REQUIREMENT:
Starting from the line that contains "Convert this document image to plain text.", reproduce each line exactly through the end of the material, and include no other lines.

RECORDS:
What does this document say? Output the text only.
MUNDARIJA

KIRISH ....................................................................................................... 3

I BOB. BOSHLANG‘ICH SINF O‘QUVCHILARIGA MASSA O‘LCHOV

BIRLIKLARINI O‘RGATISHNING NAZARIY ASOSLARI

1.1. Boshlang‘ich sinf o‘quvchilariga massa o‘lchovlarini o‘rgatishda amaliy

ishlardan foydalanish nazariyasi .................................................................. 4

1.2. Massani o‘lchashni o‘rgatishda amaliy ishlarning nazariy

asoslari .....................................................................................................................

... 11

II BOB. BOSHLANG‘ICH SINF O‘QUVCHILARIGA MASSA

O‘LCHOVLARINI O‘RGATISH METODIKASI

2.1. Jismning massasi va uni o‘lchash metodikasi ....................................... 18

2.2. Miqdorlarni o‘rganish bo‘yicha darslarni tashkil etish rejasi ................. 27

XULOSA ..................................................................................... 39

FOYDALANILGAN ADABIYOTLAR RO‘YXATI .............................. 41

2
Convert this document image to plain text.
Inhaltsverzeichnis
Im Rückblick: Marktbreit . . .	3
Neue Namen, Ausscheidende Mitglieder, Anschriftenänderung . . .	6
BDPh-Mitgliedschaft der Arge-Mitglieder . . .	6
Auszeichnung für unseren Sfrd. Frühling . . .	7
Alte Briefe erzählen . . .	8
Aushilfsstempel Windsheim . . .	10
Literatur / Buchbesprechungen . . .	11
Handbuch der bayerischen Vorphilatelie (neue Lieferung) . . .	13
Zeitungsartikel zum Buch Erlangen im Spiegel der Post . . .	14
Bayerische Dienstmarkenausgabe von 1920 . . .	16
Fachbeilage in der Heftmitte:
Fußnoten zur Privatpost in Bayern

RIGHT ANSWER:
Convert this document image to plain text.
Inhaltsverzeichnis
Im Rückblick: Marktbreit . . .	3
Neue Namen, Ausscheidende Mitglieder, Anschriftenänderung . . .	6
BDPh-Mitgliedschaft der Arge-Mitglieder . . .	6
Auszeichnung für unseren Sfrd. Frühling . . .	7
Alte Briefe erzählen . . .	8
Aushilfsstempel Windsheim . . .	10
Literatur / Buchbesprechungen . . .	11
Handbuch der bayerischen Vorphilatelie (neue Lieferung) . . .	13
Zeitungsartikel zum Buch Erlangen im Spiegel der Post . . .	14
Bayerische Dienstmarkenausgabe von 1920 . . .	16
Fachbeilage in der Heftmitte:
Fußnoten zur Privatpost in Bayern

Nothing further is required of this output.